• [Task] Make an exact copy of all the records.

• [Data section]

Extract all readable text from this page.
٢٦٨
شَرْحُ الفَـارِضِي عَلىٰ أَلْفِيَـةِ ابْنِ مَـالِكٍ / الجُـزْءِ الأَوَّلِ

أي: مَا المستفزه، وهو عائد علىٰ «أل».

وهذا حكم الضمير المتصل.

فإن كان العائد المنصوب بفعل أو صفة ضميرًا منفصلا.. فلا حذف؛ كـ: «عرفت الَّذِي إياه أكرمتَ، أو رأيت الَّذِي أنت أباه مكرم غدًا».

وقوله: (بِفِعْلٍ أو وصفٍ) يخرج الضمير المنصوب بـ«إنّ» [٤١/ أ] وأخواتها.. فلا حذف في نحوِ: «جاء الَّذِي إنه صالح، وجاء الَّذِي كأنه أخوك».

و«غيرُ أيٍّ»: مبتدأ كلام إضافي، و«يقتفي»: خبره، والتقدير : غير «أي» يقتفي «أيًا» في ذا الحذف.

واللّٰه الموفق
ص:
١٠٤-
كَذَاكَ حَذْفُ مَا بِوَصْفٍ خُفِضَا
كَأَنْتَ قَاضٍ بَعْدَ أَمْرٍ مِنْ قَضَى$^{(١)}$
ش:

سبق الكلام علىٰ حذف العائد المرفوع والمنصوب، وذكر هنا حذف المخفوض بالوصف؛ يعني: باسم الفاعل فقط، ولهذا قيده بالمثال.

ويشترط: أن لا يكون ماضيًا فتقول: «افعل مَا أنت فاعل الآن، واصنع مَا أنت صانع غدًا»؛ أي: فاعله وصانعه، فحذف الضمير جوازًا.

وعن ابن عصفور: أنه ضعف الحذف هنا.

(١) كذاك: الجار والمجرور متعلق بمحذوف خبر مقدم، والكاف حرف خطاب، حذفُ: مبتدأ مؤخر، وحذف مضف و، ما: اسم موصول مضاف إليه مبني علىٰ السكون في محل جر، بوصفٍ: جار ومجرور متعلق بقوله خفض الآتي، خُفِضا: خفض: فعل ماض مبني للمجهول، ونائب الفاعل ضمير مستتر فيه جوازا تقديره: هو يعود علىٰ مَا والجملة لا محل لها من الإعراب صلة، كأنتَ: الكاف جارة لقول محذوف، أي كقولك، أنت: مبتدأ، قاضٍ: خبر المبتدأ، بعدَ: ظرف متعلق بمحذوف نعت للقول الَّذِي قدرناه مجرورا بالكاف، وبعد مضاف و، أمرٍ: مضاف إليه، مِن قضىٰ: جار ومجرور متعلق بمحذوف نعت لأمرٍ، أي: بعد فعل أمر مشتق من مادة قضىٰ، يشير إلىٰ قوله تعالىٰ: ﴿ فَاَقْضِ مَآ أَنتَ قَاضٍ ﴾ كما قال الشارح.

• [Written reply]
Extract all readable text from this page.
٢٦٨
شَرْحُ الفَـارِضِي عَلىٰ أَلْفِيَـةِ ابْنِ مَـالِكٍ / الجُـزْءِ الأَوَّلِ

أي: مَا المستفزه، وهو عائد علىٰ «أل».

وهذا حكم الضمير المتصل.

فإن كان العائد المنصوب بفعل أو صفة ضميرًا منفصلا.. فلا حذف؛ كـ: «عرفت الَّذِي إياه أكرمتَ، أو رأيت الَّذِي أنت أباه مكرم غدًا».

وقوله: (بِفِعْلٍ أو وصفٍ) يخرج الضمير المنصوب بـ«إنّ» [٤١/ أ] وأخواتها.. فلا حذف في نحوِ: «جاء الَّذِي إنه صالح، وجاء الَّذِي كأنه أخوك».

و«غيرُ أيٍّ»: مبتدأ كلام إضافي، و«يقتفي»: خبره، والتقدير : غير «أي» يقتفي «أيًا» في ذا الحذف.

واللّٰه الموفق
ص:
١٠٤-
كَذَاكَ حَذْفُ مَا بِوَصْفٍ خُفِضَا
كَأَنْتَ قَاضٍ بَعْدَ أَمْرٍ مِنْ قَضَى$^{(١)}$
ش:

سبق الكلام علىٰ حذف العائد المرفوع والمنصوب، وذكر هنا حذف المخفوض بالوصف؛ يعني: باسم الفاعل فقط، ولهذا قيده بالمثال.

ويشترط: أن لا يكون ماضيًا فتقول: «افعل مَا أنت فاعل الآن، واصنع مَا أنت صانع غدًا»؛ أي: فاعله وصانعه، فحذف الضمير جوازًا.

وعن ابن عصفور: أنه ضعف الحذف هنا.

(١) كذاك: الجار والمجرور متعلق بمحذوف خبر مقدم، والكاف حرف خطاب، حذفُ: مبتدأ مؤخر، وحذف مضف و، ما: اسم موصول مضاف إليه مبني علىٰ السكون في محل جر، بوصفٍ: جار ومجرور متعلق بقوله خفض الآتي، خُفِضا: خفض: فعل ماض مبني للمجهول، ونائب الفاعل ضمير مستتر فيه جوازا تقديره: هو يعود علىٰ مَا والجملة لا محل لها من الإعراب صلة، كأنتَ: الكاف جارة لقول محذوف، أي كقولك، أنت: مبتدأ، قاضٍ: خبر المبتدأ، بعدَ: ظرف متعلق بمحذوف نعت للقول الَّذِي قدرناه مجرورا بالكاف، وبعد مضاف و، أمرٍ: مضاف إليه، مِن قضىٰ: جار ومجرور متعلق بمحذوف نعت لأمرٍ، أي: بعد فعل أمر مشتق من مادة قضىٰ، يشير إلىٰ قوله تعالىٰ: ﴿ فَاَقْضِ مَآ أَنتَ قَاضٍ ﴾ كما قال الشارح.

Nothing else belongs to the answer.